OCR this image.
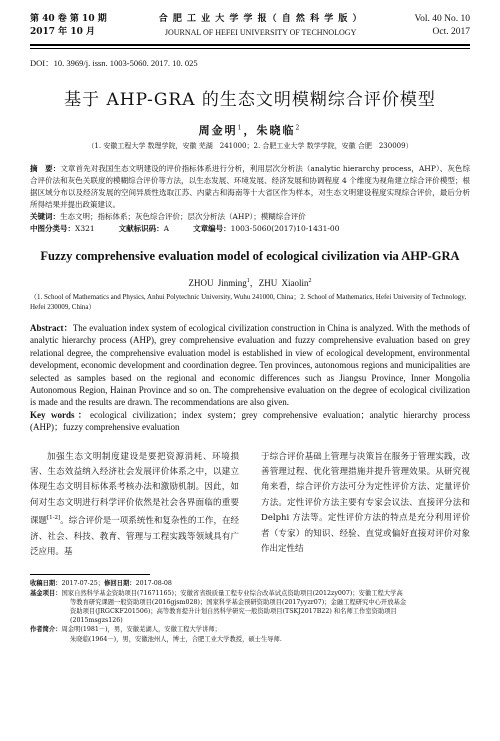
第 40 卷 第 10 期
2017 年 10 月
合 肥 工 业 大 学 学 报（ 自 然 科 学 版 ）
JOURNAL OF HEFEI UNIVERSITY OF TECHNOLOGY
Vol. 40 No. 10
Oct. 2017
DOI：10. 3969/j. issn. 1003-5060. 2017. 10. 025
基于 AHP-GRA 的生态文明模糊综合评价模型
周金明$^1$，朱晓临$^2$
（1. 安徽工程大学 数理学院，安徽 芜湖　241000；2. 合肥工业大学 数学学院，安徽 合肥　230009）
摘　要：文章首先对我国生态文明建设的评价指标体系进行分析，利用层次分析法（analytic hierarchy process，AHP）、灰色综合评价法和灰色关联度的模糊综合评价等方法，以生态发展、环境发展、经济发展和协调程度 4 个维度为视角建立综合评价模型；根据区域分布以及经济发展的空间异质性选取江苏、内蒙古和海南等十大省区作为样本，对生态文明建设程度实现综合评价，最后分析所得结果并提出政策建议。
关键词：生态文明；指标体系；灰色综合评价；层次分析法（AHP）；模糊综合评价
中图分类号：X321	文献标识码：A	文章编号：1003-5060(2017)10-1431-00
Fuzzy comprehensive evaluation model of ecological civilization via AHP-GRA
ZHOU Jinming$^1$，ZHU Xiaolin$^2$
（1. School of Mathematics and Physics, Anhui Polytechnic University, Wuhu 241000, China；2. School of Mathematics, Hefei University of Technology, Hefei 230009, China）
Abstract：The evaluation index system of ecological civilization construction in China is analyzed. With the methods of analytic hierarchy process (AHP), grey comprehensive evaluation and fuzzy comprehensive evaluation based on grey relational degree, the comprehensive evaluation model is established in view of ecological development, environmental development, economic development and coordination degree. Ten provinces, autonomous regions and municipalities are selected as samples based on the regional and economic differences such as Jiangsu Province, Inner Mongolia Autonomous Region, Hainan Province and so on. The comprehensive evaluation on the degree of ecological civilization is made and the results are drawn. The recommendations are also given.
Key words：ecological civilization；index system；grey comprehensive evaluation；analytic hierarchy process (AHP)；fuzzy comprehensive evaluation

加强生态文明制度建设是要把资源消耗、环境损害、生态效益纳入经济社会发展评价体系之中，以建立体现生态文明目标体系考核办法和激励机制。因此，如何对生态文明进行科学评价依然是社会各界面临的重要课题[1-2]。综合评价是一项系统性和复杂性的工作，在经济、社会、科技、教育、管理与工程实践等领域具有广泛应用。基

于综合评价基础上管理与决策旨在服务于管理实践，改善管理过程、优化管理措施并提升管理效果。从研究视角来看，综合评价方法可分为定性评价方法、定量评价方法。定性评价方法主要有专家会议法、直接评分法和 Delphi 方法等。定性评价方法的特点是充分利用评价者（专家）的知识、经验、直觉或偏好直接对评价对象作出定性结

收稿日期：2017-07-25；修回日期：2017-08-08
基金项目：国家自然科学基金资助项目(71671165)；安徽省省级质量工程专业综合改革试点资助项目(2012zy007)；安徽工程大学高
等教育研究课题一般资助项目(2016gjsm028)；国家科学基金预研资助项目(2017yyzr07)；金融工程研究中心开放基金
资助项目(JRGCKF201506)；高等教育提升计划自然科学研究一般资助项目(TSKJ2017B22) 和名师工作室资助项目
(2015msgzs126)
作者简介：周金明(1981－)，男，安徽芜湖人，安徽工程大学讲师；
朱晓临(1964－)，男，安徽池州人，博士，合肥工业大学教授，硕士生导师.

______

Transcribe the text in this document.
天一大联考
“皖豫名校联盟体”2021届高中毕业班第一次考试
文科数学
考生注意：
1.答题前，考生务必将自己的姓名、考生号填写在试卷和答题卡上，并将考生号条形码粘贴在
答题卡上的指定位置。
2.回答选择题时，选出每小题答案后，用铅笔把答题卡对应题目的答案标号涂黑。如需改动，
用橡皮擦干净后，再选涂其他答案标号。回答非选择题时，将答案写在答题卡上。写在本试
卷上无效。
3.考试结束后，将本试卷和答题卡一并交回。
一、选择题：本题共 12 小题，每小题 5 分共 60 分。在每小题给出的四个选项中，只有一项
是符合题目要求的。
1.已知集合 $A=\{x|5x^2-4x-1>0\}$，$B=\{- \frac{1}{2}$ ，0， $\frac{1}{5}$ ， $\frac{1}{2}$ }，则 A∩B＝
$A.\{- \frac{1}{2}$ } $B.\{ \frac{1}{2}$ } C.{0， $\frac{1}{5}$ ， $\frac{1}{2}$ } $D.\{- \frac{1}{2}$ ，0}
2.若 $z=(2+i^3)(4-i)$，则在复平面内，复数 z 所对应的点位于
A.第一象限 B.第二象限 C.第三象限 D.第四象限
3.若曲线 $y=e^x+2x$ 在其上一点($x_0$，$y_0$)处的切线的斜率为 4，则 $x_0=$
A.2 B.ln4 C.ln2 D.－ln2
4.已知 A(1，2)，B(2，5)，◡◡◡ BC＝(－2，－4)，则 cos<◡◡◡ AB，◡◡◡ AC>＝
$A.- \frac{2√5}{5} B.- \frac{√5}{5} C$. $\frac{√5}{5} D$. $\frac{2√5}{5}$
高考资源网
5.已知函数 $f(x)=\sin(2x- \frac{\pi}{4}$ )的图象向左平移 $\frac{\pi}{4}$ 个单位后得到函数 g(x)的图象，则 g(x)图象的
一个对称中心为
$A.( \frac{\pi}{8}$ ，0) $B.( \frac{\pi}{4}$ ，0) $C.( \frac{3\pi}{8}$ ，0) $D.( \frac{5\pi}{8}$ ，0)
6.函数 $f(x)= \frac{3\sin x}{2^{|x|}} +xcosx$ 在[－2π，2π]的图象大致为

______

● Task goal
Copy out every line that includes the word "this".

● Task response
OCR this image.
Transcribe the text in this document.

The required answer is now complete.